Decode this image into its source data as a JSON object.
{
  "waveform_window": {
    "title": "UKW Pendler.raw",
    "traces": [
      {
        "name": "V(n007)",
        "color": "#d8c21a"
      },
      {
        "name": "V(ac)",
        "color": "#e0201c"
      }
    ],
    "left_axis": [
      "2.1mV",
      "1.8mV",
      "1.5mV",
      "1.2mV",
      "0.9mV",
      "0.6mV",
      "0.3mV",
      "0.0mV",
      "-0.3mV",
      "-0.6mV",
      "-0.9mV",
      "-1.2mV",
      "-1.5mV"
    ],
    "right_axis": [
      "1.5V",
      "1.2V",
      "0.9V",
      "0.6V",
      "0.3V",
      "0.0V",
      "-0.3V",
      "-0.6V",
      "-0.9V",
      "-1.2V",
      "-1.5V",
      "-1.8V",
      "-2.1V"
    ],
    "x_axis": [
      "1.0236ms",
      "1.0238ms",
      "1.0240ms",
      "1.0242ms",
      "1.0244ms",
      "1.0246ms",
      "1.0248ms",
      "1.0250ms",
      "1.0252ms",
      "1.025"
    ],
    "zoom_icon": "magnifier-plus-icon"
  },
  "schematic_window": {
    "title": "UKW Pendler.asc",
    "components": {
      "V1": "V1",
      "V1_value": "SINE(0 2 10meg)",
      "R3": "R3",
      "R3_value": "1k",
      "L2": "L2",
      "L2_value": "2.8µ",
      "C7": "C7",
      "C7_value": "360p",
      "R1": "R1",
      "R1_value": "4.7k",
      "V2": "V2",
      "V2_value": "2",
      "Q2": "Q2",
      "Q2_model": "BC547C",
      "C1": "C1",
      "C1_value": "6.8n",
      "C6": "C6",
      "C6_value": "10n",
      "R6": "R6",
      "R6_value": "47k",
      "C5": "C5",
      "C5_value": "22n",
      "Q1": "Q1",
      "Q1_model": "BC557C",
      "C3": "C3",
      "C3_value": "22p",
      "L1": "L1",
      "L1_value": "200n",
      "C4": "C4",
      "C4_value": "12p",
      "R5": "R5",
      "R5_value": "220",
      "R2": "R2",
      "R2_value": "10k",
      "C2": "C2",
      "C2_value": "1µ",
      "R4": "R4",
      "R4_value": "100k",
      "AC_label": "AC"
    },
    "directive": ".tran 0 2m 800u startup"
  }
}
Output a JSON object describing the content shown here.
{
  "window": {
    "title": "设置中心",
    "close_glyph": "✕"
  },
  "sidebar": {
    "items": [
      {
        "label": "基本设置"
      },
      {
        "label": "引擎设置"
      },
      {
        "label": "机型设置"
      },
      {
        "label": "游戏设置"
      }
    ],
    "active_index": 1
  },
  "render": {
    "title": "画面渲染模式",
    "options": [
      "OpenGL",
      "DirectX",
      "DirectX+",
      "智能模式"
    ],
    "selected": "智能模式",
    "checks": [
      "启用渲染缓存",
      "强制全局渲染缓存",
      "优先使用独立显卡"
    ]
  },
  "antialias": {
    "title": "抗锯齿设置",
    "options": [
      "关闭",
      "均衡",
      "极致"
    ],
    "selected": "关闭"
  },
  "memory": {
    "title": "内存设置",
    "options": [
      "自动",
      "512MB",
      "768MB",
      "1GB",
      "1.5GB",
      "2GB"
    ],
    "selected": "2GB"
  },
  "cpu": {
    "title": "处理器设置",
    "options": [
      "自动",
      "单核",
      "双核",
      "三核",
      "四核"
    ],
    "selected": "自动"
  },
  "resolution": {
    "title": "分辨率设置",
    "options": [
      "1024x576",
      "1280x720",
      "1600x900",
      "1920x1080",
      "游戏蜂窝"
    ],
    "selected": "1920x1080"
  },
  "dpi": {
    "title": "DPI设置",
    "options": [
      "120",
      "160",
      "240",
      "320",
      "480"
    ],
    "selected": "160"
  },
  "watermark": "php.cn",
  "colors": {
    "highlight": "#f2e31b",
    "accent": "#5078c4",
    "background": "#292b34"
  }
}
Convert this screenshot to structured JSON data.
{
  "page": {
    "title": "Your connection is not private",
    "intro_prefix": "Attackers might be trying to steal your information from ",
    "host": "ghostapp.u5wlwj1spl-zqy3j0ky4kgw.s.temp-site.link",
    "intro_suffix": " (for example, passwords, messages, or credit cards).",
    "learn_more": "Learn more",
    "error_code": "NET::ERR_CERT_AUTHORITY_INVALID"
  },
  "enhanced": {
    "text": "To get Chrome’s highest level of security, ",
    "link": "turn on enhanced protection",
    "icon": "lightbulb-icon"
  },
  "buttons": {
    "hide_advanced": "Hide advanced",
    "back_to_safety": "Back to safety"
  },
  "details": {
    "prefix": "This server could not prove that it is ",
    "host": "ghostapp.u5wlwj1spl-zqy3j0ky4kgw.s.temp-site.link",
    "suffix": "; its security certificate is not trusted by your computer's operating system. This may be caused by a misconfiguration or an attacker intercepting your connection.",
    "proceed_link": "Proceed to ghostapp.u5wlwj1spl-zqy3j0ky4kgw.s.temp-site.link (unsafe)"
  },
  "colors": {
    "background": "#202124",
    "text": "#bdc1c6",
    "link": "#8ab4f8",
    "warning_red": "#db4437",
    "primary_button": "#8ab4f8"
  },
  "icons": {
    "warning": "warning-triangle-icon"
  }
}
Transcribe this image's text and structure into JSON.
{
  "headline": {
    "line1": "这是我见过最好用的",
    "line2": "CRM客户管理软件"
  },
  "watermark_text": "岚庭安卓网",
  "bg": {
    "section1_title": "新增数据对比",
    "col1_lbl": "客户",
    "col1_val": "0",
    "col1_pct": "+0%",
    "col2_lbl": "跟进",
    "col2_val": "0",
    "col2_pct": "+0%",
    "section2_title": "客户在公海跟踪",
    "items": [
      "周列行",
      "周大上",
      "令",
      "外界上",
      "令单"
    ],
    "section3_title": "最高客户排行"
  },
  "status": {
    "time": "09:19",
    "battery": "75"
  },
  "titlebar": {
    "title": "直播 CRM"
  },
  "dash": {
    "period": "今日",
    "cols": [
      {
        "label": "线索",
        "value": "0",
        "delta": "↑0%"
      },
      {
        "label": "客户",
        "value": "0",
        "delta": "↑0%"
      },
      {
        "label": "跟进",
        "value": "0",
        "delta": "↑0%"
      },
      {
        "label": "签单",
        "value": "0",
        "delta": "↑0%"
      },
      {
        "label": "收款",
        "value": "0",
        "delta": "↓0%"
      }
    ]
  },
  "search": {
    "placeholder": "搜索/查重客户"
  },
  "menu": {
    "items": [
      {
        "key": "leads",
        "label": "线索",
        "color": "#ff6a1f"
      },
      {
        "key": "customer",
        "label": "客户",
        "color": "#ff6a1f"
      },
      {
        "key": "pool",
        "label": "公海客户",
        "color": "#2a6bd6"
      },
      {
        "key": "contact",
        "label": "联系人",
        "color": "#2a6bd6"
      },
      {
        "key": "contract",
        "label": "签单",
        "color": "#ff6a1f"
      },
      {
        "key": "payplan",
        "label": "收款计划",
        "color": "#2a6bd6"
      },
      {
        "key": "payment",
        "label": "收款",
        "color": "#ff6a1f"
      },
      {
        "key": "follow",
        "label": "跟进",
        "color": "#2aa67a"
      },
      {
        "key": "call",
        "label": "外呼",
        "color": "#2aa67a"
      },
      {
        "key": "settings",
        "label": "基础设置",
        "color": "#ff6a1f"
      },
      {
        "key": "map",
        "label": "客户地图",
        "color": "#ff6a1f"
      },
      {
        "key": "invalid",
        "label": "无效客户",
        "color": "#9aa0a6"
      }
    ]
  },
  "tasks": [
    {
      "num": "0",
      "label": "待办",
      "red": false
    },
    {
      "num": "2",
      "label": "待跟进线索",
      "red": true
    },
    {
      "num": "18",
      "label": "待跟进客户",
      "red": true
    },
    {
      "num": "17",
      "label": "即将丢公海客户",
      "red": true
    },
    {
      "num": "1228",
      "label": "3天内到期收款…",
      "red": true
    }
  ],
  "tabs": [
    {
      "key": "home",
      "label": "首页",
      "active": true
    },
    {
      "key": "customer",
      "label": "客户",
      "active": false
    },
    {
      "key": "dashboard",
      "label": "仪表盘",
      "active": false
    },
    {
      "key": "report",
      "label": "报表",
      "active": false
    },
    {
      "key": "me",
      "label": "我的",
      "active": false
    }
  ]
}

□ □ □ □

▶ [Problem]:
State, as a bare number, how many lines of the listing hold the word "background".

▶ [Result of the task]:
2